» **Records for processing**
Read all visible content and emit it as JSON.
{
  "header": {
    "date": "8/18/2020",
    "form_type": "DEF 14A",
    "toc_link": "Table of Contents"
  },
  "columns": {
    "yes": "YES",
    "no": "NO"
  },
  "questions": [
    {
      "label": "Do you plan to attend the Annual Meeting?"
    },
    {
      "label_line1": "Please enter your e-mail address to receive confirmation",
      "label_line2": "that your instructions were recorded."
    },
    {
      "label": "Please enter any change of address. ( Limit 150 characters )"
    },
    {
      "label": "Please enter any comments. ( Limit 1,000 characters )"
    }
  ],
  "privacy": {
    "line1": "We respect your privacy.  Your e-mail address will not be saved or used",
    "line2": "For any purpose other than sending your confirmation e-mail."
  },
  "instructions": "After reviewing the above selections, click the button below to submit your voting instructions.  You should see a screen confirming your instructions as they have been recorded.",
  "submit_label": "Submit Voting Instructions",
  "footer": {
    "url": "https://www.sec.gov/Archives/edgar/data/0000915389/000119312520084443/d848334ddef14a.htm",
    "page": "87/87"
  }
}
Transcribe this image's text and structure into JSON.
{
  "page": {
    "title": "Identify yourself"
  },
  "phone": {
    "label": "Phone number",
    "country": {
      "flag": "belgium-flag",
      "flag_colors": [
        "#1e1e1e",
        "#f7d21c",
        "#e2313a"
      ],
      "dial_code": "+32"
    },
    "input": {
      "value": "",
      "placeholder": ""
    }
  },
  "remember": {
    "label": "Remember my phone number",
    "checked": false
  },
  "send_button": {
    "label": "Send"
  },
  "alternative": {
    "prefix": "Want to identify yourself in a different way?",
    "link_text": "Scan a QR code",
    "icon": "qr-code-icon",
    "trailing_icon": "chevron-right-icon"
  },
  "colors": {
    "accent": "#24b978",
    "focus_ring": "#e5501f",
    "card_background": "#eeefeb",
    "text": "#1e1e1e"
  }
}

» **Exercise task**
Please give back all of the records exactly as written.

» **Solution to the problem**
Read all visible content and emit it as JSON.
{
  "header": {
    "date": "8/18/2020",
    "form_type": "DEF 14A",
    "toc_link": "Table of Contents"
  },
  "columns": {
    "yes": "YES",
    "no": "NO"
  },
  "questions": [
    {
      "label": "Do you plan to attend the Annual Meeting?"
    },
    {
      "label_line1": "Please enter your e-mail address to receive confirmation",
      "label_line2": "that your instructions were recorded."
    },
    {
      "label": "Please enter any change of address. ( Limit 150 characters )"
    },
    {
      "label": "Please enter any comments. ( Limit 1,000 characters )"
    }
  ],
  "privacy": {
    "line1": "We respect your privacy.  Your e-mail address will not be saved or used",
    "line2": "For any purpose other than sending your confirmation e-mail."
  },
  "instructions": "After reviewing the above selections, click the button below to submit your voting instructions.  You should see a screen confirming your instructions as they have been recorded.",
  "submit_label": "Submit Voting Instructions",
  "footer": {
    "url": "https://www.sec.gov/Archives/edgar/data/0000915389/000119312520084443/d848334ddef14a.htm",
    "page": "87/87"
  }
}
Transcribe this image's text and structure into JSON.
{
  "page": {
    "title": "Identify yourself"
  },
  "phone": {
    "label": "Phone number",
    "country": {
      "flag": "belgium-flag",
      "flag_colors": [
        "#1e1e1e",
        "#f7d21c",
        "#e2313a"
      ],
      "dial_code": "+32"
    },
    "input": {
      "value": "",
      "placeholder": ""
    }
  },
  "remember": {
    "label": "Remember my phone number",
    "checked": false
  },
  "send_button": {
    "label": "Send"
  },
  "alternative": {
    "prefix": "Want to identify yourself in a different way?",
    "link_text": "Scan a QR code",
    "icon": "qr-code-icon",
    "trailing_icon": "chevron-right-icon"
  },
  "colors": {
    "accent": "#24b978",
    "focus_ring": "#e5501f",
    "card_background": "#eeefeb",
    "text": "#1e1e1e"
  }
}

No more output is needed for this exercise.